# START OF EXCERPT

It divides the data set into k groups (folds) of approximately equal size, just like LOOCV, each fold (group) will be treated as a validation (test) set, and the model gets fit on the remaining k-1 folds (groups). LOOCV and K-Fold Cross Validation result in the same if k = n (number of observations), however we usually use k=5 or k=10.
Advantages: The validation set approach is a very simple and easy to implement approach, since our model gets only to be fitted once.
Disadvantages: However, since only one portion of the data set is used for validation and the other for training, the test error rate (MSE) can be highly variable, since it depends on which observations are used for training and which ones for validation. Following the same line, the validation MSE might even tend to overestimate the test error rate for the model fit on the entire data set.
Advantages: The first and most known advantage of k-fold CV over LOOCV is that this last one way more computationally intense, since we have to fit each model, and with big data sets that could almost be impossible. When it comes to bias reduction, LOOCV is preferred over k-fold CV, LOOCV will give approximately unbiased estimates of the test error, since each training set contains n − 1 observations, which is almost as many as the number of observations in the full data set. And performing k-fold CV for, k = 5 or k = 10 will lead to an intermediate level of bias, since each training set contains (k − 1)n/k observations—fewer than in the LOOCV approach, but substantially more than in the validation set approach.
Disadvantages: On the other hand, when it comes to variance, LOOCV has higher variance than K-fold CV when k>n, this is because by averaging the outputs of n fitted models, those will be highly correlated with each other. In result the test error estimate resulting from LOOCV tends to have higher variance than does the test error estimate resulting from k-fold CV.
library(ISLR)
## Warning: package 'ISLR' was built under R version 4.1.2
library(MASS)
library(caTools)
## Warning: package 'caTools' was built under R version 4.1.2
library(boot)
attach(Default)
summary(Default)
## default student balance income
## No :9667 No :7056 Min. : 0.0 Min. : 772
## Yes: 333 Yes:2944 1st Qu.: 481.7 1st Qu.:21340
## Median : 823.6 Median :34553
## Mean : 835.4 Mean :33517
## 3rd Qu.:1166.3 3rd Qu.:43808
## Max. :2654.3 Max. :73554
set.seed(1)
glm.fit = glm(default~income+balance, family="binomial", data=Default)
summary(glm.fit)
##
## Call:
## glm(formula = default ~ income + balance, family = "binomial",
## data = Default)

# END OF EXCERPT
# START OF RECORD EXCERPTS

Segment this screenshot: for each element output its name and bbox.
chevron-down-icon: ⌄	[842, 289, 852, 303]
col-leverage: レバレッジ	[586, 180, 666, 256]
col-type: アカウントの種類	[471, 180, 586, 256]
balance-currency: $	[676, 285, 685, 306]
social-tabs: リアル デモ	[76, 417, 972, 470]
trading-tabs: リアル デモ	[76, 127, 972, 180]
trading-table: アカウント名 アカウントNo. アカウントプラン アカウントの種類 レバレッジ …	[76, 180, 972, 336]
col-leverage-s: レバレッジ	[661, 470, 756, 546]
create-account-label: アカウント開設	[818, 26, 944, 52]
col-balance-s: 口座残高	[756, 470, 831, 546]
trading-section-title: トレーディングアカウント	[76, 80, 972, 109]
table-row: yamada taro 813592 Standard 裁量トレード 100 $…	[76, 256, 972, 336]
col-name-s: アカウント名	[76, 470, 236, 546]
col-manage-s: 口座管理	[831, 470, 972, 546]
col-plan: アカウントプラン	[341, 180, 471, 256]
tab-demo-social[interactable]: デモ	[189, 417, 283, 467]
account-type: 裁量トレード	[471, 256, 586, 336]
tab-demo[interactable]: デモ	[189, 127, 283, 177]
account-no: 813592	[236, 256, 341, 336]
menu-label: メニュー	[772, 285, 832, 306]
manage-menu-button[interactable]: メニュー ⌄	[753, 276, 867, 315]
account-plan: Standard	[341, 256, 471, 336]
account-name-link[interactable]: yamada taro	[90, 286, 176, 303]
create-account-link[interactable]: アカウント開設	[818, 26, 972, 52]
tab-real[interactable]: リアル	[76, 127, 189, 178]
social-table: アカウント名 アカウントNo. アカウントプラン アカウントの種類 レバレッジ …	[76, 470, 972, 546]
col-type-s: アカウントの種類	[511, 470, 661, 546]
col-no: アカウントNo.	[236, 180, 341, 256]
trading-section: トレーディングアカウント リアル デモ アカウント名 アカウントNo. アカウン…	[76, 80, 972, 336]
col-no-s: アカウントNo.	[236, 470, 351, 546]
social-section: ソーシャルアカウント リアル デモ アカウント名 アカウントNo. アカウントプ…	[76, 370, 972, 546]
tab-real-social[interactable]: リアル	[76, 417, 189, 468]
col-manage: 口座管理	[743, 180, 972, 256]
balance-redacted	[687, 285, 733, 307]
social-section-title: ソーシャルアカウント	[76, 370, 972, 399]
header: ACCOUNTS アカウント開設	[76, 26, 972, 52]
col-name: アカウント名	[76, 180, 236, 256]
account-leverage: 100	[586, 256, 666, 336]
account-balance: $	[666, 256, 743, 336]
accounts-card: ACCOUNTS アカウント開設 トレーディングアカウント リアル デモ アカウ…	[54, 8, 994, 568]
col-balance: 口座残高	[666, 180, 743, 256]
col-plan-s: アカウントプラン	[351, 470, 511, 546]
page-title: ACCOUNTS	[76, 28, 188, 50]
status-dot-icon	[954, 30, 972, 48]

# END OF RECORD EXCERPTS

* [SET PROBLEM A] In the cross-validation text, rewrite the paragraph that begins "Disadvantages: However, since only one portion" as a short bulleted list that keeps its main facts.
* [SET PROBLEM B] Rewrite the section of the cross-validation text starting with "It divides the" and going on through "k=5 or k=10.", putting "data points" in place of "observations".

* [CORRECT ANSWER A]
- Only one portion of the data set is used for validation, and the other is used for training.
- Because of this, the test error rate (MSE) can be highly variable, since it depends on which observations are used for training and which for validation.
- The validation MSE may also tend to overestimate the test error rate for the model fit on the entire data set.

* [CORRECT ANSWER B]
It divides the data set into k groups (folds) of approximately equal size, just like LOOCV, each fold (group) will be treated as a validation (test) set, and the model gets fit on the remaining k-1 folds (groups). LOOCV and K-Fold Cross Validation result in the same if k = n (number of data points), however we usually use k=5 or k=10.